(Chart and figure data)

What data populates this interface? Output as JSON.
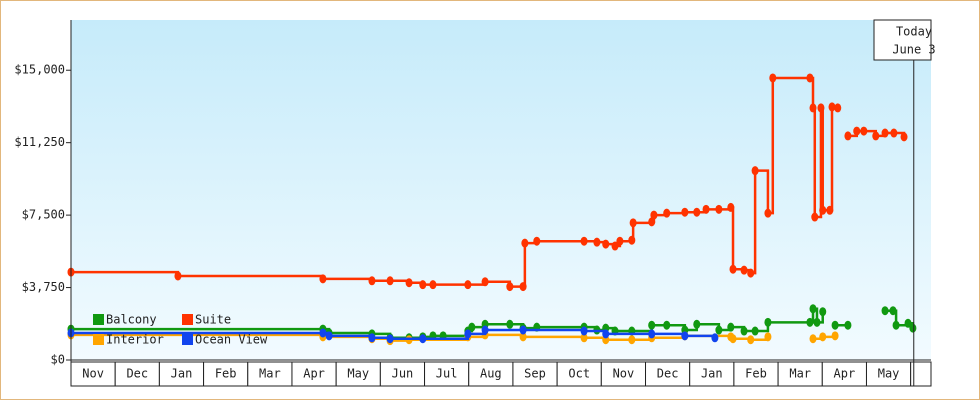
{
  "chart_data": {
    "type": "line",
    "step": true,
    "categories": [
      "Nov",
      "Dec",
      "Jan",
      "Feb",
      "Mar",
      "Apr",
      "May",
      "Jun",
      "Jul",
      "Aug",
      "Sep",
      "Oct",
      "Nov",
      "Dec",
      "Jan",
      "Feb",
      "Mar",
      "Apr",
      "May"
    ],
    "xlim": [
      0,
      19.46
    ],
    "ylim": [
      0,
      17600
    ],
    "yticks": [
      {
        "value": 0,
        "label": "$0"
      },
      {
        "value": 3750,
        "label": "$3,750"
      },
      {
        "value": 7500,
        "label": "$7,500"
      },
      {
        "value": 11250,
        "label": "$11,250"
      },
      {
        "value": 15000,
        "label": "$15,000"
      }
    ],
    "today": {
      "label": "Today",
      "date": "June 3",
      "x": 19.07
    },
    "series": [
      {
        "name": "Balcony",
        "color": "#119911",
        "x": [
          0,
          5.7,
          5.84,
          6.81,
          7.22,
          7.65,
          7.96,
          8.19,
          8.42,
          8.98,
          9.07,
          9.37,
          9.93,
          10.23,
          10.54,
          11.61,
          11.9,
          12.1,
          12.31,
          12.69,
          13.14,
          13.48,
          13.89,
          14.16,
          14.66,
          14.93,
          15.23,
          15.48,
          15.77,
          16.72,
          16.79,
          16.88,
          17.01,
          17.1,
          17.29,
          17.58,
          17.7,
          18.42,
          18.6,
          18.67,
          18.94,
          19.05
        ],
        "values": [
          1600,
          1600,
          1400,
          1350,
          1150,
          1150,
          1200,
          1250,
          1250,
          1500,
          1700,
          1850,
          1850,
          1650,
          1700,
          1700,
          1550,
          1650,
          1500,
          1500,
          1800,
          1800,
          1550,
          1850,
          1550,
          1700,
          1500,
          1500,
          1950,
          1950,
          2650,
          1950,
          2500,
          null,
          1800,
          1800,
          null,
          2550,
          2550,
          1800,
          1900,
          1650
        ]
      },
      {
        "name": "Suite",
        "color": "#ff3300",
        "x": [
          0,
          2.42,
          5.7,
          6.81,
          7.22,
          7.65,
          7.96,
          8.19,
          8.98,
          9.37,
          9.93,
          10.23,
          10.27,
          10.54,
          11.61,
          11.9,
          12.1,
          12.31,
          12.42,
          12.69,
          12.72,
          13.14,
          13.19,
          13.48,
          13.89,
          14.16,
          14.37,
          14.66,
          14.93,
          14.98,
          15.23,
          15.38,
          15.48,
          15.77,
          15.88,
          16.72,
          16.79,
          16.83,
          16.97,
          17.01,
          17.17,
          17.22,
          17.35,
          17.46,
          17.58,
          17.78,
          17.94,
          18.21,
          18.42,
          18.62,
          18.85
        ],
        "values": [
          4550,
          4350,
          4200,
          4100,
          4100,
          4000,
          3900,
          3900,
          3900,
          4050,
          3800,
          3800,
          6050,
          6150,
          6150,
          6100,
          6000,
          5900,
          6150,
          6200,
          7100,
          7150,
          7500,
          7600,
          7650,
          7650,
          7800,
          7800,
          7900,
          4700,
          4650,
          4500,
          9800,
          7600,
          14600,
          14600,
          13050,
          7400,
          13050,
          7750,
          7750,
          13100,
          13050,
          null,
          11600,
          11850,
          11850,
          11600,
          11750,
          11750,
          11550
        ]
      },
      {
        "name": "Interior",
        "color": "#ffa500",
        "x": [
          0,
          5.7,
          6.81,
          7.22,
          7.65,
          8.98,
          9.37,
          10.23,
          11.61,
          12.1,
          12.69,
          13.14,
          13.89,
          14.93,
          14.98,
          15.38,
          15.77,
          16.2,
          16.79,
          17.01,
          17.29
        ],
        "values": [
          1300,
          1200,
          1100,
          1000,
          1050,
          1200,
          1300,
          1200,
          1150,
          1050,
          1050,
          1150,
          1250,
          1200,
          1100,
          1050,
          1200,
          null,
          1100,
          1200,
          1250
        ]
      },
      {
        "name": "Ocean View",
        "color": "#1144ee",
        "x": [
          0,
          5.7,
          5.84,
          6.81,
          7.22,
          7.96,
          8.98,
          9.37,
          10.23,
          11.61,
          12.1,
          13.14,
          13.89,
          14.57
        ],
        "values": [
          1400,
          1400,
          1250,
          1150,
          1100,
          1100,
          1350,
          1550,
          1550,
          1500,
          1350,
          1350,
          1250,
          1150
        ]
      }
    ]
  }
}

» EXERCISE REQUIREMENTS: Copy each line above that contains the string "label".

» REPLY TO THE TASK:
        "label": "$0"
        "label": "$3,750"
        "label": "$7,500"
        "label": "$11,250"
        "label": "$15,000"
      "label": "Today",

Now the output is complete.